US Supreme Court Ruling Provides Clarity for Life-Science Companies Facing Litigation

Brian Vines

January 1, 2011

10 Min Read

When a company is involved in litigation, the court in which its case is heard can have a significant impact on the proceedings. For life-science corporations, this is especially true. Because their products are often distributed to consumers across the United States and the world, such companies can benefit from the consistency and efficiency provided by federal courts. Federal courts provide uniform procedures across the United States, have mechanisms for consolidating similar claims across state lines, and are generally preferred by corporate defendants. Until recently, though, it has not been entirely clear when a company operating in multiple states has access to such courts.

In light of a recent US Supreme Court decision in Hertz Corporation v. Friend, however, it is now much easier to answer that question (1). Under that ruling, corporations will know and can control when federal courts will be available, providing greater certainty in litigation. Except for lawsuits brought within a corporation’s state of incorporation — or where its “nerve center” is located — the company will have the option of litigating in federal court.

Why Does It Matter?

Before reviewing the specifics of the Hertz opinion, a brief discussion of the unique legal risks faced by life-science corporations as well as the differences between US state and federal courts will place the decision in context. Life-science companies face both substantive and unique geographic issues related to litigation. One of the largest fields of litigation for them is multijurisdictional product liability litigation. When an issue arises with one product, it can lead to litigation across the country. Also, because federal regulations govern the design, manufacture, distribution, and marketing of life-science products, nuanced issues of federal law are frequently at the center of such litigations.


Lawsuits proceed in either federal or state court because of the constitutional system of government, under which states maintain their own judicial systems. For corporations operating in multiple states and selling products across the country, federal courts offer uniformity that can help resolve lawsuits efficiently. Procedural rules — including those governing the scheduling of litigation — are the same in all US federal courts. But if a company has multiple claims pending in different state courts, then its in-house lawyers or outside counsel will have to spend their time learning how to navigate each state’s judicial system. In separate state courts, parallel cases may proceed on widely divergent schedules.
────────
(GOAL): Please continue the article on the Supreme Court ruling and federal court access for life-science companies, starting right after its last sentence.

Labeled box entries
────────
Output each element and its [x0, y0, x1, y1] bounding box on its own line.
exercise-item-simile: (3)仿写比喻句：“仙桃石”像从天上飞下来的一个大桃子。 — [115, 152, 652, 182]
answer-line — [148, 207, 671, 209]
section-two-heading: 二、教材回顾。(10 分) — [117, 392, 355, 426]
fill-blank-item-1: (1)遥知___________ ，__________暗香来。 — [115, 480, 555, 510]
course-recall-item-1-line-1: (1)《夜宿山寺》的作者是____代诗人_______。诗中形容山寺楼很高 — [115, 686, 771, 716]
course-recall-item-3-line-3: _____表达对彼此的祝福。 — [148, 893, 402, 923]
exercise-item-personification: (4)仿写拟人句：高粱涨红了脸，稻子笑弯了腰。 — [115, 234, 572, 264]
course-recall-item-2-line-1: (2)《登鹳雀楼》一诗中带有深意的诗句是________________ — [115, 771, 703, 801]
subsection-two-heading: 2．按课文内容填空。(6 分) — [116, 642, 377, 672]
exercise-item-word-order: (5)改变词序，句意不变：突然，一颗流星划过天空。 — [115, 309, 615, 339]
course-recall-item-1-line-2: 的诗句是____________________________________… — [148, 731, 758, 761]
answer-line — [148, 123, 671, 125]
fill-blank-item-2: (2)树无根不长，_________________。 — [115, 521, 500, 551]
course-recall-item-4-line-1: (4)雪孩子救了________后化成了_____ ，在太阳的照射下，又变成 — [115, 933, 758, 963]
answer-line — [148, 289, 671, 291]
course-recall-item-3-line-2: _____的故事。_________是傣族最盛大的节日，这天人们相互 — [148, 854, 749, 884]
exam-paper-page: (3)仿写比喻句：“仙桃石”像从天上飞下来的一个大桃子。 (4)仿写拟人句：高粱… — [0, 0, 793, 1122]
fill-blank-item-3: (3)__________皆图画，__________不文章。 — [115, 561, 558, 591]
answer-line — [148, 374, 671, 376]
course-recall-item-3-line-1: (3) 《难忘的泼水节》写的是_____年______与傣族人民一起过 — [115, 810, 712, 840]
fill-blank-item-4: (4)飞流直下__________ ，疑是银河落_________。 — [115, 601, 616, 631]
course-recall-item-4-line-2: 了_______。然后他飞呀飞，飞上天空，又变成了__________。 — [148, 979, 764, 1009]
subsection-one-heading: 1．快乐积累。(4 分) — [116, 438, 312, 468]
────────
(EXERCISE RESULT):
Of particular interest to life-science companies is the federal procedure known as multidistrict litigation (MDL), which consolidates separate federal lawsuits in multiple states before one judge. In product liability litigation, as mentioned, lawsuits are rarely limited to one state or court’s jurisdiction. If the US Food and Drug Administration (FDA) sends a warning letter to a manufacturing facility or requires a labeling change, then hundreds (if not thousands) of related lawsuits could be filed across the country. The MDL procedure transfers every pending case to one judge in one federal court for purposes of discovery. Consolidation can provide significant cost savings — both for the litigants and the courts.

Defending multiple lawsuits in one court is far less expensive than defending the same number of lawsuits in multiple courts. Legal issues common to each case can be decided once. For example, disputes often arise regarding what internal documents a defendant must produce. In an MDL, that defendant need convince only one judge to keep those documents confidential. MDLs also provide a forum for master settlements that dispose of every claim proceeding in federal court across the country. Because no procedural mechanism exists for consolidating state court cases with a federal MDL, however, such court cases cannot benefit from those cost savings.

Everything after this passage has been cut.